▶ _Dataset entries on figures_:
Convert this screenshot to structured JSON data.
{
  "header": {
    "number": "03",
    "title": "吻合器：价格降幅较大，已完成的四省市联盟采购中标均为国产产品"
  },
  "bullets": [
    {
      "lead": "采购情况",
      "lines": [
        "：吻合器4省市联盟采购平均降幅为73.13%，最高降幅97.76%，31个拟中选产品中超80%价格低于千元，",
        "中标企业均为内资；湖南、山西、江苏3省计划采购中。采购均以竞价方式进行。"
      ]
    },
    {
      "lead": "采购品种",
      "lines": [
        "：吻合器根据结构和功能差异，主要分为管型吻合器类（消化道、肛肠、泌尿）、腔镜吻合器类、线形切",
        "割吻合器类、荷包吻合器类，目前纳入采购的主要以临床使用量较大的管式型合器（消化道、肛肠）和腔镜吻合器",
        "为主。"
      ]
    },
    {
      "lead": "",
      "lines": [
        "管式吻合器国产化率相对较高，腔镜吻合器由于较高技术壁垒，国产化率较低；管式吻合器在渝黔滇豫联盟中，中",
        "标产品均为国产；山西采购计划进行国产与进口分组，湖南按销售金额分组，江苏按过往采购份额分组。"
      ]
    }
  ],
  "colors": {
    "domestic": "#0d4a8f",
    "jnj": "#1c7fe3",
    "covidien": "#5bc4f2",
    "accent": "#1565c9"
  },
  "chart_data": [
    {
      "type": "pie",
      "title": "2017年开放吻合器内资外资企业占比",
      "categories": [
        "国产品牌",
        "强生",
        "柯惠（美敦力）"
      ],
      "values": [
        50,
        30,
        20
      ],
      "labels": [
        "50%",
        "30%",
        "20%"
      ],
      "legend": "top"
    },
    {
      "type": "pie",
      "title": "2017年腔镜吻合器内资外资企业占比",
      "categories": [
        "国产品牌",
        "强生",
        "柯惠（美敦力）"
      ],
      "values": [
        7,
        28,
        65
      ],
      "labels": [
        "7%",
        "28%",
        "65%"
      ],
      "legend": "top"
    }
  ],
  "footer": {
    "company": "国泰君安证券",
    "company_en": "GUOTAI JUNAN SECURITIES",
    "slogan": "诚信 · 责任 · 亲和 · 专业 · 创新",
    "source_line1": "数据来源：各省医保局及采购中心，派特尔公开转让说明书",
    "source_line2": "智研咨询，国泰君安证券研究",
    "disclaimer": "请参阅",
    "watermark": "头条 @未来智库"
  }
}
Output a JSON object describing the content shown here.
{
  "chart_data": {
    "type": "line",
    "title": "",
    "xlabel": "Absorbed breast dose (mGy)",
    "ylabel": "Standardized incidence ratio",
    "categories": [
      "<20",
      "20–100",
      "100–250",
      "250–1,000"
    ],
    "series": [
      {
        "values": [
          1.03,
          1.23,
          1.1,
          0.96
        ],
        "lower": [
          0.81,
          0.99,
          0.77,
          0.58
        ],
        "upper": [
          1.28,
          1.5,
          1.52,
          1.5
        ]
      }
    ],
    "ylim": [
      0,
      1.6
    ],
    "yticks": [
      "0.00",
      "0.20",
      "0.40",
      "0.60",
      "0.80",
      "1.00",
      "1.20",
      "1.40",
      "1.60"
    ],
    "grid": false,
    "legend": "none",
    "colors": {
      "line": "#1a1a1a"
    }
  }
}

▶ _THE TASK_: All of the material above needs to be copied exactly.

▶ _EXERCISE RESPONSE_:
Convert this screenshot to structured JSON data.
{
  "header": {
    "number": "03",
    "title": "吻合器：价格降幅较大，已完成的四省市联盟采购中标均为国产产品"
  },
  "bullets": [
    {
      "lead": "采购情况",
      "lines": [
        "：吻合器4省市联盟采购平均降幅为73.13%，最高降幅97.76%，31个拟中选产品中超80%价格低于千元，",
        "中标企业均为内资；湖南、山西、江苏3省计划采购中。采购均以竞价方式进行。"
      ]
    },
    {
      "lead": "采购品种",
      "lines": [
        "：吻合器根据结构和功能差异，主要分为管型吻合器类（消化道、肛肠、泌尿）、腔镜吻合器类、线形切",
        "割吻合器类、荷包吻合器类，目前纳入采购的主要以临床使用量较大的管式型合器（消化道、肛肠）和腔镜吻合器",
        "为主。"
      ]
    },
    {
      "lead": "",
      "lines": [
        "管式吻合器国产化率相对较高，腔镜吻合器由于较高技术壁垒，国产化率较低；管式吻合器在渝黔滇豫联盟中，中",
        "标产品均为国产；山西采购计划进行国产与进口分组，湖南按销售金额分组，江苏按过往采购份额分组。"
      ]
    }
  ],
  "colors": {
    "domestic": "#0d4a8f",
    "jnj": "#1c7fe3",
    "covidien": "#5bc4f2",
    "accent": "#1565c9"
  },
  "chart_data": [
    {
      "type": "pie",
      "title": "2017年开放吻合器内资外资企业占比",
      "categories": [
        "国产品牌",
        "强生",
        "柯惠（美敦力）"
      ],
      "values": [
        50,
        30,
        20
      ],
      "labels": [
        "50%",
        "30%",
        "20%"
      ],
      "legend": "top"
    },
    {
      "type": "pie",
      "title": "2017年腔镜吻合器内资外资企业占比",
      "categories": [
        "国产品牌",
        "强生",
        "柯惠（美敦力）"
      ],
      "values": [
        7,
        28,
        65
      ],
      "labels": [
        "7%",
        "28%",
        "65%"
      ],
      "legend": "top"
    }
  ],
  "footer": {
    "company": "国泰君安证券",
    "company_en": "GUOTAI JUNAN SECURITIES",
    "slogan": "诚信 · 责任 · 亲和 · 专业 · 创新",
    "source_line1": "数据来源：各省医保局及采购中心，派特尔公开转让说明书",
    "source_line2": "智研咨询，国泰君安证券研究",
    "disclaimer": "请参阅",
    "watermark": "头条 @未来智库"
  }
}
Output a JSON object describing the content shown here.
{
  "chart_data": {
    "type": "line",
    "title": "",
    "xlabel": "Absorbed breast dose (mGy)",
    "ylabel": "Standardized incidence ratio",
    "categories": [
      "<20",
      "20–100",
      "100–250",
      "250–1,000"
    ],
    "series": [
      {
        "values": [
          1.03,
          1.23,
          1.1,
          0.96
        ],
        "lower": [
          0.81,
          0.99,
          0.77,
          0.58
        ],
        "upper": [
          1.28,
          1.5,
          1.52,
          1.5
        ]
      }
    ],
    "ylim": [
      0,
      1.6
    ],
    "yticks": [
      "0.00",
      "0.20",
      "0.40",
      "0.60",
      "0.80",
      "1.00",
      "1.20",
      "1.40",
      "1.60"
    ],
    "grid": false,
    "legend": "none",
    "colors": {
      "line": "#1a1a1a"
    }
  }
}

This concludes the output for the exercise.